- _Required work_:
The entries below should be output exactly as written.

(Stored data entries)
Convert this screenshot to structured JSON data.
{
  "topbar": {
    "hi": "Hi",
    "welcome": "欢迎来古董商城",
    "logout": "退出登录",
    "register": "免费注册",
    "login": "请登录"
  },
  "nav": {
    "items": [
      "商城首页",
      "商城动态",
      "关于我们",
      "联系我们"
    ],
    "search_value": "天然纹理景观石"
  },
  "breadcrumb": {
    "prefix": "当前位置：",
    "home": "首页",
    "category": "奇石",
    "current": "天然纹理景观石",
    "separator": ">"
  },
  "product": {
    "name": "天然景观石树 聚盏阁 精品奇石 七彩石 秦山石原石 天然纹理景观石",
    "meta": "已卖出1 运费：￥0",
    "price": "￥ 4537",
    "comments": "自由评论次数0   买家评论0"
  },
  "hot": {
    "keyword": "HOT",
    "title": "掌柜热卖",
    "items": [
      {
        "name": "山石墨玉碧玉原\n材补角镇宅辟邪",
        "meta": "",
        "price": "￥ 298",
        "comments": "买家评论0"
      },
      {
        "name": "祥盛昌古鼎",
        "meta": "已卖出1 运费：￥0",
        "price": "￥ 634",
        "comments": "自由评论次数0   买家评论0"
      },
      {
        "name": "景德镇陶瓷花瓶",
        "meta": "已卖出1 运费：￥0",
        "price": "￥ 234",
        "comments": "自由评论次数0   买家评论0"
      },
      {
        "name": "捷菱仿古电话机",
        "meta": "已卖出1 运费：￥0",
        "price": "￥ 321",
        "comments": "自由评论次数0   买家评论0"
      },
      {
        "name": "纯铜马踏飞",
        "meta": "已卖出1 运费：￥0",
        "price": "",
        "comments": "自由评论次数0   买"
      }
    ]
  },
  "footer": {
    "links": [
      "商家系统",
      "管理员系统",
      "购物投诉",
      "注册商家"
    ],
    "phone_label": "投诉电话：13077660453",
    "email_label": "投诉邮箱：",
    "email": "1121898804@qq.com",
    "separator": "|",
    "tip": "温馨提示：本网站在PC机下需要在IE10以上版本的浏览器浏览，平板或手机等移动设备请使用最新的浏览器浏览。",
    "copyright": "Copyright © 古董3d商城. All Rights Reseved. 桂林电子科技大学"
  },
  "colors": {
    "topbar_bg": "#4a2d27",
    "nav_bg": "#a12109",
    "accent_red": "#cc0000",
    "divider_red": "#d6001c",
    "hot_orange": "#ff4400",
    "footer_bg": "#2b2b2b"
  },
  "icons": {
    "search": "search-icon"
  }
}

- _Result for this task_:
Convert this screenshot to structured JSON data.
{
  "topbar": {
    "hi": "Hi",
    "welcome": "欢迎来古董商城",
    "logout": "退出登录",
    "register": "免费注册",
    "login": "请登录"
  },
  "nav": {
    "items": [
      "商城首页",
      "商城动态",
      "关于我们",
      "联系我们"
    ],
    "search_value": "天然纹理景观石"
  },
  "breadcrumb": {
    "prefix": "当前位置：",
    "home": "首页",
    "category": "奇石",
    "current": "天然纹理景观石",
    "separator": ">"
  },
  "product": {
    "name": "天然景观石树 聚盏阁 精品奇石 七彩石 秦山石原石 天然纹理景观石",
    "meta": "已卖出1 运费：￥0",
    "price": "￥ 4537",
    "comments": "自由评论次数0   买家评论0"
  },
  "hot": {
    "keyword": "HOT",
    "title": "掌柜热卖",
    "items": [
      {
        "name": "山石墨玉碧玉原\n材补角镇宅辟邪",
        "meta": "",
        "price": "￥ 298",
        "comments": "买家评论0"
      },
      {
        "name": "祥盛昌古鼎",
        "meta": "已卖出1 运费：￥0",
        "price": "￥ 634",
        "comments": "自由评论次数0   买家评论0"
      },
      {
        "name": "景德镇陶瓷花瓶",
        "meta": "已卖出1 运费：￥0",
        "price": "￥ 234",
        "comments": "自由评论次数0   买家评论0"
      },
      {
        "name": "捷菱仿古电话机",
        "meta": "已卖出1 运费：￥0",
        "price": "￥ 321",
        "comments": "自由评论次数0   买家评论0"
      },
      {
        "name": "纯铜马踏飞",
        "meta": "已卖出1 运费：￥0",
        "price": "",
        "comments": "自由评论次数0   买"
      }
    ]
  },
  "footer": {
    "links": [
      "商家系统",
      "管理员系统",
      "购物投诉",
      "注册商家"
    ],
    "phone_label": "投诉电话：13077660453",
    "email_label": "投诉邮箱：",
    "email": "1121898804@qq.com",
    "separator": "|",
    "tip": "温馨提示：本网站在PC机下需要在IE10以上版本的浏览器浏览，平板或手机等移动设备请使用最新的浏览器浏览。",
    "copyright": "Copyright © 古董3d商城. All Rights Reseved. 桂林电子科技大学"
  },
  "colors": {
    "topbar_bg": "#4a2d27",
    "nav_bg": "#a12109",
    "accent_red": "#cc0000",
    "divider_red": "#d6001c",
    "hot_orange": "#ff4400",
    "footer_bg": "#2b2b2b"
  },
  "icons": {
    "search": "search-icon"
  }
}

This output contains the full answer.